— START Entries provided —

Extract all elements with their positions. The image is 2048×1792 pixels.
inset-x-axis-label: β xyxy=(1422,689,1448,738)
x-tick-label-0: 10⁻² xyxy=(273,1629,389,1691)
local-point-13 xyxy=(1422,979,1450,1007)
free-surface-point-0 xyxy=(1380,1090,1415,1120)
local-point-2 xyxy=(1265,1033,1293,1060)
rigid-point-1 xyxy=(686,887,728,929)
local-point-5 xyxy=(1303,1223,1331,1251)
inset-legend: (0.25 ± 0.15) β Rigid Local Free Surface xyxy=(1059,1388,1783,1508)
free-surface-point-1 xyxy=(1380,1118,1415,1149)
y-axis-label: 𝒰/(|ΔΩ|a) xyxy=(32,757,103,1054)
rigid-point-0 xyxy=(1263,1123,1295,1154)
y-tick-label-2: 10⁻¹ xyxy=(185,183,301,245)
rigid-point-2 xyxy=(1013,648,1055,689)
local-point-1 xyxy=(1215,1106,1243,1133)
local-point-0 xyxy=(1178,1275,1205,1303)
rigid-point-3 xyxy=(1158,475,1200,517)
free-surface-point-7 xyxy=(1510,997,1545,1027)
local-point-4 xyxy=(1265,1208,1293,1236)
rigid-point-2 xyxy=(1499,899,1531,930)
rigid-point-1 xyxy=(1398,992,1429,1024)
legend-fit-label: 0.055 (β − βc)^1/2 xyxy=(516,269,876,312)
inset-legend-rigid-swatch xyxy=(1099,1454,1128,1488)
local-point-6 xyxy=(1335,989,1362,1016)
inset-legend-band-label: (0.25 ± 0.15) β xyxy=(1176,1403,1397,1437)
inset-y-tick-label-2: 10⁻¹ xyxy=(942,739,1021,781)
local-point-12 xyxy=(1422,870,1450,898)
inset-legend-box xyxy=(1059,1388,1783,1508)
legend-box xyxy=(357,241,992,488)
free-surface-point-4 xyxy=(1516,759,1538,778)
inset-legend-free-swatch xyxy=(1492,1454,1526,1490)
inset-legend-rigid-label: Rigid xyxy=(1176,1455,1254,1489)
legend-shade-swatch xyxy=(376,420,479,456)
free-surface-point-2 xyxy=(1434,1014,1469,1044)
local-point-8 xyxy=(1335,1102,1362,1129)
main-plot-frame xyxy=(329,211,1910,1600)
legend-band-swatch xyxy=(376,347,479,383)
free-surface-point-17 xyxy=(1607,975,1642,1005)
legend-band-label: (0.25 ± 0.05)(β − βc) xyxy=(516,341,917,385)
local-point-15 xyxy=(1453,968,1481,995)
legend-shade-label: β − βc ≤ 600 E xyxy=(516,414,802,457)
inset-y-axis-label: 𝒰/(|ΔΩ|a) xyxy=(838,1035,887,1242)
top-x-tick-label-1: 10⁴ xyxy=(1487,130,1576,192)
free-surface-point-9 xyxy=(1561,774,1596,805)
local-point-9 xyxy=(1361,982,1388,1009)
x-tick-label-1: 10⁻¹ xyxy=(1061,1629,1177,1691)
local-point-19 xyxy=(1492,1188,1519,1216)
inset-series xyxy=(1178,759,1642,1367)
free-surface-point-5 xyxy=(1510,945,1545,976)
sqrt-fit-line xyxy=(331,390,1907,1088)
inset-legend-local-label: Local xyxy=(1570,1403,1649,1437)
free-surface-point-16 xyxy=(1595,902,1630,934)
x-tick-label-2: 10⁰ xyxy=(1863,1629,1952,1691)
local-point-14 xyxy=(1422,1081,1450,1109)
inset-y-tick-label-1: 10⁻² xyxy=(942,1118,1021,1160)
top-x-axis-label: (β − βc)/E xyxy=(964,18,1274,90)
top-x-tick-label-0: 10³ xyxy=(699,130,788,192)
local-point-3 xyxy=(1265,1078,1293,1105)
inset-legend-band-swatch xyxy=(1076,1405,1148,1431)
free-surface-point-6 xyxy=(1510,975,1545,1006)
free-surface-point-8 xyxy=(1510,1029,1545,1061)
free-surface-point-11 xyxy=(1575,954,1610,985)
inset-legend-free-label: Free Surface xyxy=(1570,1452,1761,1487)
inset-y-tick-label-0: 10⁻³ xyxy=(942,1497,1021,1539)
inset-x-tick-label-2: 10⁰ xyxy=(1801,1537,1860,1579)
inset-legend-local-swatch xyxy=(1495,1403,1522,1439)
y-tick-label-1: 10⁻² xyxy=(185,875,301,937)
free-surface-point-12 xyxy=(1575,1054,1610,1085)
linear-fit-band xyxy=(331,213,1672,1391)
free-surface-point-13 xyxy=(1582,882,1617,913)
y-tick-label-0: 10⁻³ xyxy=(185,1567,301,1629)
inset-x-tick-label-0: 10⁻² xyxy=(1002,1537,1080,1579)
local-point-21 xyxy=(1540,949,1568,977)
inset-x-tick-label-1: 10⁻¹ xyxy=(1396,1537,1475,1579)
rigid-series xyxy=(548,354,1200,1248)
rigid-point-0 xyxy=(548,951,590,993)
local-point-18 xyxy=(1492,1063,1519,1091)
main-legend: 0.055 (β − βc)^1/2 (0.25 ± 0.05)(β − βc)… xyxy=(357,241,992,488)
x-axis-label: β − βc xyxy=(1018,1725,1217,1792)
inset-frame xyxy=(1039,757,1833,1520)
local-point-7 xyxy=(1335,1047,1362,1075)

— END Entries provided —

**Task**.
Please update the data above by replacing every "swatch" with "marker" and keeping everything else the same.

**Answer to this problem**.
Extract all elements with their positions. The image is 2048×1792 pixels.
inset-x-axis-label: β xyxy=(1422,689,1448,738)
x-tick-label-0: 10⁻² xyxy=(273,1629,389,1691)
local-point-13 xyxy=(1422,979,1450,1007)
free-surface-point-0 xyxy=(1380,1090,1415,1120)
local-point-2 xyxy=(1265,1033,1293,1060)
rigid-point-1 xyxy=(686,887,728,929)
local-point-5 xyxy=(1303,1223,1331,1251)
inset-legend: (0.25 ± 0.15) β Rigid Local Free Surface xyxy=(1059,1388,1783,1508)
free-surface-point-1 xyxy=(1380,1118,1415,1149)
y-axis-label: 𝒰/(|ΔΩ|a) xyxy=(32,757,103,1054)
rigid-point-0 xyxy=(1263,1123,1295,1154)
y-tick-label-2: 10⁻¹ xyxy=(185,183,301,245)
rigid-point-2 xyxy=(1013,648,1055,689)
local-point-1 xyxy=(1215,1106,1243,1133)
local-point-0 xyxy=(1178,1275,1205,1303)
rigid-point-3 xyxy=(1158,475,1200,517)
free-surface-point-7 xyxy=(1510,997,1545,1027)
local-point-4 xyxy=(1265,1208,1293,1236)
rigid-point-2 xyxy=(1499,899,1531,930)
rigid-point-1 xyxy=(1398,992,1429,1024)
legend-fit-label: 0.055 (β − βc)^1/2 xyxy=(516,269,876,312)
inset-legend-rigid-marker xyxy=(1099,1454,1128,1488)
local-point-6 xyxy=(1335,989,1362,1016)
inset-legend-band-label: (0.25 ± 0.15) β xyxy=(1176,1403,1397,1437)
inset-y-tick-label-2: 10⁻¹ xyxy=(942,739,1021,781)
local-point-12 xyxy=(1422,870,1450,898)
inset-legend-box xyxy=(1059,1388,1783,1508)
legend-box xyxy=(357,241,992,488)
free-surface-point-4 xyxy=(1516,759,1538,778)
inset-legend-free-marker xyxy=(1492,1454,1526,1490)
inset-legend-rigid-label: Rigid xyxy=(1176,1455,1254,1489)
legend-shade-marker xyxy=(376,420,479,456)
free-surface-point-2 xyxy=(1434,1014,1469,1044)
local-point-8 xyxy=(1335,1102,1362,1129)
main-plot-frame xyxy=(329,211,1910,1600)
legend-band-marker xyxy=(376,347,479,383)
free-surface-point-17 xyxy=(1607,975,1642,1005)
legend-band-label: (0.25 ± 0.05)(β − βc) xyxy=(516,341,917,385)
local-point-15 xyxy=(1453,968,1481,995)
legend-shade-label: β − βc ≤ 600 E xyxy=(516,414,802,457)
inset-y-axis-label: 𝒰/(|ΔΩ|a) xyxy=(838,1035,887,1242)
top-x-tick-label-1: 10⁴ xyxy=(1487,130,1576,192)
free-surface-point-9 xyxy=(1561,774,1596,805)
local-point-9 xyxy=(1361,982,1388,1009)
x-tick-label-1: 10⁻¹ xyxy=(1061,1629,1177,1691)
local-point-19 xyxy=(1492,1188,1519,1216)
inset-series xyxy=(1178,759,1642,1367)
free-surface-point-5 xyxy=(1510,945,1545,976)
sqrt-fit-line xyxy=(331,390,1907,1088)
inset-legend-local-label: Local xyxy=(1570,1403,1649,1437)
free-surface-point-16 xyxy=(1595,902,1630,934)
x-tick-label-2: 10⁰ xyxy=(1863,1629,1952,1691)
local-point-14 xyxy=(1422,1081,1450,1109)
inset-y-tick-label-1: 10⁻² xyxy=(942,1118,1021,1160)
top-x-axis-label: (β − βc)/E xyxy=(964,18,1274,90)
top-x-tick-label-0: 10³ xyxy=(699,130,788,192)
local-point-3 xyxy=(1265,1078,1293,1105)
inset-legend-band-marker xyxy=(1076,1405,1148,1431)
free-surface-point-6 xyxy=(1510,975,1545,1006)
free-surface-point-8 xyxy=(1510,1029,1545,1061)
free-surface-point-11 xyxy=(1575,954,1610,985)
inset-legend-free-label: Free Surface xyxy=(1570,1452,1761,1487)
inset-y-tick-label-0: 10⁻³ xyxy=(942,1497,1021,1539)
inset-x-tick-label-2: 10⁰ xyxy=(1801,1537,1860,1579)
inset-legend-local-marker xyxy=(1495,1403,1522,1439)
y-tick-label-1: 10⁻² xyxy=(185,875,301,937)
free-surface-point-12 xyxy=(1575,1054,1610,1085)
linear-fit-band xyxy=(331,213,1672,1391)
free-surface-point-13 xyxy=(1582,882,1617,913)
y-tick-label-0: 10⁻³ xyxy=(185,1567,301,1629)
inset-x-tick-label-0: 10⁻² xyxy=(1002,1537,1080,1579)
local-point-21 xyxy=(1540,949,1568,977)
inset-x-tick-label-1: 10⁻¹ xyxy=(1396,1537,1475,1579)
rigid-series xyxy=(548,354,1200,1248)
rigid-point-0 xyxy=(548,951,590,993)
local-point-18 xyxy=(1492,1063,1519,1091)
main-legend: 0.055 (β − βc)^1/2 (0.25 ± 0.05)(β − βc)… xyxy=(357,241,992,488)
x-axis-label: β − βc xyxy=(1018,1725,1217,1792)
inset-frame xyxy=(1039,757,1833,1520)
local-point-7 xyxy=(1335,1047,1362,1075)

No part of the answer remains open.